**YOUR INSTRUCTIONS**
Transcribe the records in full, keeping every character as it is.
— Start —
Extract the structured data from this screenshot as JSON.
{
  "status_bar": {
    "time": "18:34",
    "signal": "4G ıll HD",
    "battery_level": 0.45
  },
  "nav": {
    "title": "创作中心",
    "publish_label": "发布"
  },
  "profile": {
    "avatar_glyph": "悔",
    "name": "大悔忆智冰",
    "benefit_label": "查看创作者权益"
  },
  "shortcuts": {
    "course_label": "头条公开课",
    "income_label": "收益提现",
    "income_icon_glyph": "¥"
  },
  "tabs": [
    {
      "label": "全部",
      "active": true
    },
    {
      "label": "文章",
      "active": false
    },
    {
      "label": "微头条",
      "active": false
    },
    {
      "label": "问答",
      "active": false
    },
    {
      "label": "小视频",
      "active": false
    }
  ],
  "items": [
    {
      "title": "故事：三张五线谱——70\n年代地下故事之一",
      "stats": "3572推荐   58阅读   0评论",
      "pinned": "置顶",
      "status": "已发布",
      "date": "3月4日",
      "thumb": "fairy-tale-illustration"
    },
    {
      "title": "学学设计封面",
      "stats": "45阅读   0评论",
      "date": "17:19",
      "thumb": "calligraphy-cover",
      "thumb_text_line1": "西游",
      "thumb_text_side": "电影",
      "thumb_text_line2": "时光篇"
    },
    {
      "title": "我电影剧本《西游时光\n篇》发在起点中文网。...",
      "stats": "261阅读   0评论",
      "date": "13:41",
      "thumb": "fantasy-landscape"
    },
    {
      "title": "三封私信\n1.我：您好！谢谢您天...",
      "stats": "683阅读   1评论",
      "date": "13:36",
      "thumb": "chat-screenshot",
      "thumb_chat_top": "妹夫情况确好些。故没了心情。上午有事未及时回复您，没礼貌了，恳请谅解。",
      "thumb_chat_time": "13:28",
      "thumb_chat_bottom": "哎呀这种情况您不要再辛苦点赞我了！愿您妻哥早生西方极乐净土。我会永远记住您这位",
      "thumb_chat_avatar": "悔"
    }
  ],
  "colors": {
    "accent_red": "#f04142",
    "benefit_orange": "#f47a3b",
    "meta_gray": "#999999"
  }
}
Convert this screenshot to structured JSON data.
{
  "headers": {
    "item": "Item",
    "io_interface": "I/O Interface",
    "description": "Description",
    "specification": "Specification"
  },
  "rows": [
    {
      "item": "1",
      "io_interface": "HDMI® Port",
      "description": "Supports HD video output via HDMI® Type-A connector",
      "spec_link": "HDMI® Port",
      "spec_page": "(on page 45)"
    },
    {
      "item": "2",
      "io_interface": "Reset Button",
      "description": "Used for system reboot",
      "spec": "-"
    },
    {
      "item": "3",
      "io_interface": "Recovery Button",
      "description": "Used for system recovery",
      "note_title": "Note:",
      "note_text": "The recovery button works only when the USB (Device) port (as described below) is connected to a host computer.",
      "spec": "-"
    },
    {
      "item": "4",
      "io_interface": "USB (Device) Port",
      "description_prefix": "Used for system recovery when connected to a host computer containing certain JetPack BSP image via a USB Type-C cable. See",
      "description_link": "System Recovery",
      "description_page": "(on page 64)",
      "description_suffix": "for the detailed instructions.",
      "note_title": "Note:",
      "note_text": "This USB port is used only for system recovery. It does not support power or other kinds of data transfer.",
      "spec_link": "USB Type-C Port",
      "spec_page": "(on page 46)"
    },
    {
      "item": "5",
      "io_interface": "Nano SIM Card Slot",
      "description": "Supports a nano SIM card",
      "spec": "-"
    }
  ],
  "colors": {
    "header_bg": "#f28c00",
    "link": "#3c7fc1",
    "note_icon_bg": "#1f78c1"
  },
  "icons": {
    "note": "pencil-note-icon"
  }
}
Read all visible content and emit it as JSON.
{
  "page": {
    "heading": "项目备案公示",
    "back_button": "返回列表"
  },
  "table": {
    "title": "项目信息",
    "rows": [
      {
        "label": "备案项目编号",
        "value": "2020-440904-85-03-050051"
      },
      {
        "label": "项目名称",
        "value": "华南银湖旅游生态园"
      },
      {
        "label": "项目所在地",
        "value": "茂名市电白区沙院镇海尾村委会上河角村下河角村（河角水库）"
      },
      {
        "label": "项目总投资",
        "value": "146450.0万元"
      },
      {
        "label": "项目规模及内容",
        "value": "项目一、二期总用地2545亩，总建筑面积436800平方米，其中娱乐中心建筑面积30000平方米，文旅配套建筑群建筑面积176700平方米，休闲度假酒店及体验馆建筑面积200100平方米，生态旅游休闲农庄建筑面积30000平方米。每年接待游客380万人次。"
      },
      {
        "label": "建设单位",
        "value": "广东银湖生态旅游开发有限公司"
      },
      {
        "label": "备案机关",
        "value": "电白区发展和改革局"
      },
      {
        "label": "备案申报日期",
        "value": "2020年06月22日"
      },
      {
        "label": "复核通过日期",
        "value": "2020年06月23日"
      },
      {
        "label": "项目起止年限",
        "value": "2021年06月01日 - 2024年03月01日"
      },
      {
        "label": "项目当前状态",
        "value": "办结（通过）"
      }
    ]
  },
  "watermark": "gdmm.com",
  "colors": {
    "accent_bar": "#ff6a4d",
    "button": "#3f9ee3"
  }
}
— End —
**THE OUTPUT**
Extract the structured data from this screenshot as JSON.
{
  "status_bar": {
    "time": "18:34",
    "signal": "4G ıll HD",
    "battery_level": 0.45
  },
  "nav": {
    "title": "创作中心",
    "publish_label": "发布"
  },
  "profile": {
    "avatar_glyph": "悔",
    "name": "大悔忆智冰",
    "benefit_label": "查看创作者权益"
  },
  "shortcuts": {
    "course_label": "头条公开课",
    "income_label": "收益提现",
    "income_icon_glyph": "¥"
  },
  "tabs": [
    {
      "label": "全部",
      "active": true
    },
    {
      "label": "文章",
      "active": false
    },
    {
      "label": "微头条",
      "active": false
    },
    {
      "label": "问答",
      "active": false
    },
    {
      "label": "小视频",
      "active": false
    }
  ],
  "items": [
    {
      "title": "故事：三张五线谱——70\n年代地下故事之一",
      "stats": "3572推荐   58阅读   0评论",
      "pinned": "置顶",
      "status": "已发布",
      "date": "3月4日",
      "thumb": "fairy-tale-illustration"
    },
    {
      "title": "学学设计封面",
      "stats": "45阅读   0评论",
      "date": "17:19",
      "thumb": "calligraphy-cover",
      "thumb_text_line1": "西游",
      "thumb_text_side": "电影",
      "thumb_text_line2": "时光篇"
    },
    {
      "title": "我电影剧本《西游时光\n篇》发在起点中文网。...",
      "stats": "261阅读   0评论",
      "date": "13:41",
      "thumb": "fantasy-landscape"
    },
    {
      "title": "三封私信\n1.我：您好！谢谢您天...",
      "stats": "683阅读   1评论",
      "date": "13:36",
      "thumb": "chat-screenshot",
      "thumb_chat_top": "妹夫情况确好些。故没了心情。上午有事未及时回复您，没礼貌了，恳请谅解。",
      "thumb_chat_time": "13:28",
      "thumb_chat_bottom": "哎呀这种情况您不要再辛苦点赞我了！愿您妻哥早生西方极乐净土。我会永远记住您这位",
      "thumb_chat_avatar": "悔"
    }
  ],
  "colors": {
    "accent_red": "#f04142",
    "benefit_orange": "#f47a3b",
    "meta_gray": "#999999"
  }
}
Convert this screenshot to structured JSON data.
{
  "headers": {
    "item": "Item",
    "io_interface": "I/O Interface",
    "description": "Description",
    "specification": "Specification"
  },
  "rows": [
    {
      "item": "1",
      "io_interface": "HDMI® Port",
      "description": "Supports HD video output via HDMI® Type-A connector",
      "spec_link": "HDMI® Port",
      "spec_page": "(on page 45)"
    },
    {
      "item": "2",
      "io_interface": "Reset Button",
      "description": "Used for system reboot",
      "spec": "-"
    },
    {
      "item": "3",
      "io_interface": "Recovery Button",
      "description": "Used for system recovery",
      "note_title": "Note:",
      "note_text": "The recovery button works only when the USB (Device) port (as described below) is connected to a host computer.",
      "spec": "-"
    },
    {
      "item": "4",
      "io_interface": "USB (Device) Port",
      "description_prefix": "Used for system recovery when connected to a host computer containing certain JetPack BSP image via a USB Type-C cable. See",
      "description_link": "System Recovery",
      "description_page": "(on page 64)",
      "description_suffix": "for the detailed instructions.",
      "note_title": "Note:",
      "note_text": "This USB port is used only for system recovery. It does not support power or other kinds of data transfer.",
      "spec_link": "USB Type-C Port",
      "spec_page": "(on page 46)"
    },
    {
      "item": "5",
      "io_interface": "Nano SIM Card Slot",
      "description": "Supports a nano SIM card",
      "spec": "-"
    }
  ],
  "colors": {
    "header_bg": "#f28c00",
    "link": "#3c7fc1",
    "note_icon_bg": "#1f78c1"
  },
  "icons": {
    "note": "pencil-note-icon"
  }
}
Read all visible content and emit it as JSON.
{
  "page": {
    "heading": "项目备案公示",
    "back_button": "返回列表"
  },
  "table": {
    "title": "项目信息",
    "rows": [
      {
        "label": "备案项目编号",
        "value": "2020-440904-85-03-050051"
      },
      {
        "label": "项目名称",
        "value": "华南银湖旅游生态园"
      },
      {
        "label": "项目所在地",
        "value": "茂名市电白区沙院镇海尾村委会上河角村下河角村（河角水库）"
      },
      {
        "label": "项目总投资",
        "value": "146450.0万元"
      },
      {
        "label": "项目规模及内容",
        "value": "项目一、二期总用地2545亩，总建筑面积436800平方米，其中娱乐中心建筑面积30000平方米，文旅配套建筑群建筑面积176700平方米，休闲度假酒店及体验馆建筑面积200100平方米，生态旅游休闲农庄建筑面积30000平方米。每年接待游客380万人次。"
      },
      {
        "label": "建设单位",
        "value": "广东银湖生态旅游开发有限公司"
      },
      {
        "label": "备案机关",
        "value": "电白区发展和改革局"
      },
      {
        "label": "备案申报日期",
        "value": "2020年06月22日"
      },
      {
        "label": "复核通过日期",
        "value": "2020年06月23日"
      },
      {
        "label": "项目起止年限",
        "value": "2021年06月01日 - 2024年03月01日"
      },
      {
        "label": "项目当前状态",
        "value": "办结（通过）"
      }
    ]
  },
  "watermark": "gdmm.com",
  "colors": {
    "accent_bar": "#ff6a4d",
    "button": "#3f9ee3"
  }
}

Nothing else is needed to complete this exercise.